## What to do
Below are records. Copy every line with "документов" in it.

Data records
════════
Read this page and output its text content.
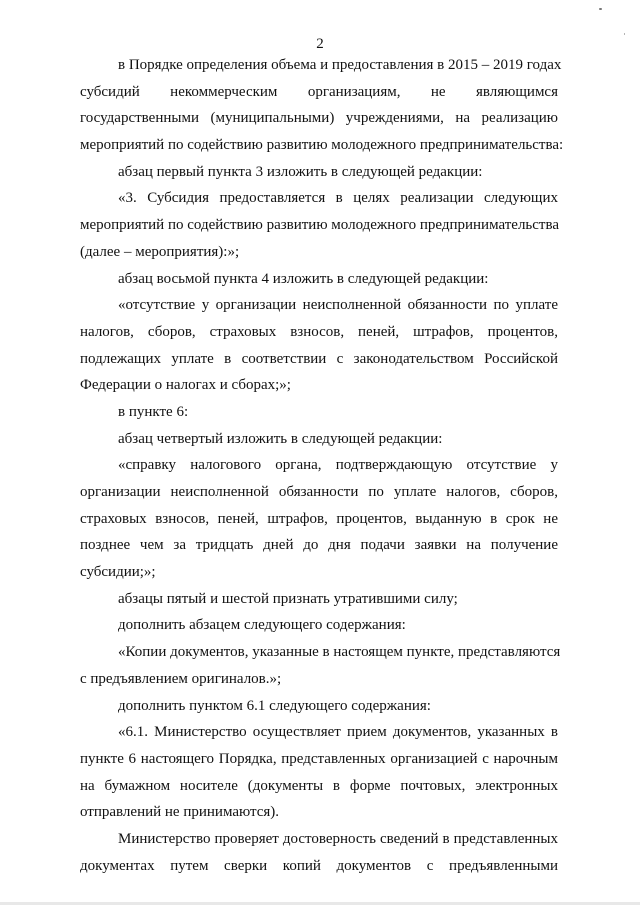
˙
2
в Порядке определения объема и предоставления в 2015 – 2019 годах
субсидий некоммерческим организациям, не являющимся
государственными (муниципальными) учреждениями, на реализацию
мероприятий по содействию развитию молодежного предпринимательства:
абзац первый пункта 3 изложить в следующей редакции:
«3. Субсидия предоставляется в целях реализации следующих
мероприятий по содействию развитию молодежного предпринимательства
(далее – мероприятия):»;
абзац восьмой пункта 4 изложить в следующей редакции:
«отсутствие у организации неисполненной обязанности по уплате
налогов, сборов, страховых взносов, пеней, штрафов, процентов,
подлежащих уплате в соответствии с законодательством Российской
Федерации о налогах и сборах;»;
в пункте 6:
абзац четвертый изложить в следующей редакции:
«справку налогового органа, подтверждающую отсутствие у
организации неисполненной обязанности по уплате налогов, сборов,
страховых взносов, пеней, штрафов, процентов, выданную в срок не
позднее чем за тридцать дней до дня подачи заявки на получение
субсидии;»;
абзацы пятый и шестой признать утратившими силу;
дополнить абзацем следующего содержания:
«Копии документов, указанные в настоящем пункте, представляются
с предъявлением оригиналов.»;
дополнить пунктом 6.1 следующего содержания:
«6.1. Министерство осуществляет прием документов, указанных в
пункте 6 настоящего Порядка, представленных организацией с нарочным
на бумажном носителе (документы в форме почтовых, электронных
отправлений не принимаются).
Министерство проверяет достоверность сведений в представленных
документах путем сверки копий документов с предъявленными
════════
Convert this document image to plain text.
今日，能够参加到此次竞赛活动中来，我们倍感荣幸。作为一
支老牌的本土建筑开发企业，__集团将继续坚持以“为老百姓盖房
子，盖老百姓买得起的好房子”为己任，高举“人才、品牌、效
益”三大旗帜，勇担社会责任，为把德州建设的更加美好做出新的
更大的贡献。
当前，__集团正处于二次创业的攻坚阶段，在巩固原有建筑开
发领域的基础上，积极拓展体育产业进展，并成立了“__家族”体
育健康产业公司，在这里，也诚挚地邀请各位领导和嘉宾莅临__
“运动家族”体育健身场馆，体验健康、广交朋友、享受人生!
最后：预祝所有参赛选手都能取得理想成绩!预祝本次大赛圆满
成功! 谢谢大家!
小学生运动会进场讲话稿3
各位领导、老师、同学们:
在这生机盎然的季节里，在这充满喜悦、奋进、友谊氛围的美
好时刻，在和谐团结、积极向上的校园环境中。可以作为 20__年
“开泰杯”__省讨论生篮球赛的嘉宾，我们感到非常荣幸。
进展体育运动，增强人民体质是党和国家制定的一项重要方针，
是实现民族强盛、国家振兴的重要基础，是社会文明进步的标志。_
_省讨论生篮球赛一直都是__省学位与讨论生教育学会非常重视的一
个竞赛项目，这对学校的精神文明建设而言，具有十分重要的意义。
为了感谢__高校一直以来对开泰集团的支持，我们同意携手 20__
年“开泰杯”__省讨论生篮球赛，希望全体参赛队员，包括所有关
════════
## Expected answer
«Копии документов, указанные в настоящем пункте, представляются
«6.1. Министерство осуществляет прием документов, указанных в
документах путем сверки копий документов с предъявленными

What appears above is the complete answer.